Print all entries precisely as they are written.

— Begin Provided records —

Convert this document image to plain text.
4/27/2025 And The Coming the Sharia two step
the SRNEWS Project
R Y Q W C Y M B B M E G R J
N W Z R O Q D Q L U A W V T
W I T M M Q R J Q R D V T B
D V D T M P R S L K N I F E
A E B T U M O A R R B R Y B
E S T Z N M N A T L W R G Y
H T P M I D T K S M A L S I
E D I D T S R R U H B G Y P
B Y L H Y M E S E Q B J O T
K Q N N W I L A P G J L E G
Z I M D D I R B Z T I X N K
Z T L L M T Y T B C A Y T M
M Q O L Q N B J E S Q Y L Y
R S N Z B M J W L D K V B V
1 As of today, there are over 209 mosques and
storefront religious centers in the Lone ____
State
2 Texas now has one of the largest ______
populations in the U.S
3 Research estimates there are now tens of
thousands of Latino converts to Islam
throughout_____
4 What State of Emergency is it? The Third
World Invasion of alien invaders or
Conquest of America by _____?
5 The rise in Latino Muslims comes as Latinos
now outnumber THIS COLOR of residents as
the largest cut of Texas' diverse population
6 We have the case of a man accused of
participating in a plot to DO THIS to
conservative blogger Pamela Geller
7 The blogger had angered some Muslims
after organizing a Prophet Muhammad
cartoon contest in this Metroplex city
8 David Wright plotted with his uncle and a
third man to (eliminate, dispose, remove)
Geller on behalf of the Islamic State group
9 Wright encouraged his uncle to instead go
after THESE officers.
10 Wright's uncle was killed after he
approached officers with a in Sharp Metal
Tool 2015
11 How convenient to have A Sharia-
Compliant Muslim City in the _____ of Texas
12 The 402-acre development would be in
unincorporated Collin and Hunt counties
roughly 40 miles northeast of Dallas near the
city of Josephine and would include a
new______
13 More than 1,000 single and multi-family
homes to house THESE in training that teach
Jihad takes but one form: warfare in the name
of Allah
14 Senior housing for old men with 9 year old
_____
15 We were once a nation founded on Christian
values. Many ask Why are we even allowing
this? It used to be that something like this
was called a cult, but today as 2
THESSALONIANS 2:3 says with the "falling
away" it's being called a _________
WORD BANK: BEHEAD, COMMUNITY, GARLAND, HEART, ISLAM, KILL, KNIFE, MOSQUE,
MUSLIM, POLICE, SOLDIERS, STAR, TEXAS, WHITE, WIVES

— End Provided records —

[Response to the task]
Convert this document image to plain text.
4/27/2025 And The Coming the Sharia two step
the SRNEWS Project
R Y Q W C Y M B B M E G R J
N W Z R O Q D Q L U A W V T
W I T M M Q R J Q R D V T B
D V D T M P R S L K N I F E
A E B T U M O A R R B R Y B
E S T Z N M N A T L W R G Y
H T P M I D T K S M A L S I
E D I D T S R R U H B G Y P
B Y L H Y M E S E Q B J O T
K Q N N W I L A P G J L E G
Z I M D D I R B Z T I X N K
Z T L L M T Y T B C A Y T M
M Q O L Q N B J E S Q Y L Y
R S N Z B M J W L D K V B V
1 As of today, there are over 209 mosques and
storefront religious centers in the Lone ____
State
2 Texas now has one of the largest ______
populations in the U.S
3 Research estimates there are now tens of
thousands of Latino converts to Islam
throughout_____
4 What State of Emergency is it? The Third
World Invasion of alien invaders or
Conquest of America by _____?
5 The rise in Latino Muslims comes as Latinos
now outnumber THIS COLOR of residents as
the largest cut of Texas' diverse population
6 We have the case of a man accused of
participating in a plot to DO THIS to
conservative blogger Pamela Geller
7 The blogger had angered some Muslims
after organizing a Prophet Muhammad
cartoon contest in this Metroplex city
8 David Wright plotted with his uncle and a
third man to (eliminate, dispose, remove)
Geller on behalf of the Islamic State group
9 Wright encouraged his uncle to instead go
after THESE officers.
10 Wright's uncle was killed after he
approached officers with a in Sharp Metal
Tool 2015
11 How convenient to have A Sharia-
Compliant Muslim City in the _____ of Texas
12 The 402-acre development would be in
unincorporated Collin and Hunt counties
roughly 40 miles northeast of Dallas near the
city of Josephine and would include a
new______
13 More than 1,000 single and multi-family
homes to house THESE in training that teach
Jihad takes but one form: warfare in the name
of Allah
14 Senior housing for old men with 9 year old
_____
15 We were once a nation founded on Christian
values. Many ask Why are we even allowing
this? It used to be that something like this
was called a cult, but today as 2
THESSALONIANS 2:3 says with the "falling
away" it's being called a _________
WORD BANK: BEHEAD, COMMUNITY, GARLAND, HEART, ISLAM, KILL, KNIFE, MOSQUE,
MUSLIM, POLICE, SOLDIERS, STAR, TEXAS, WHITE, WIVES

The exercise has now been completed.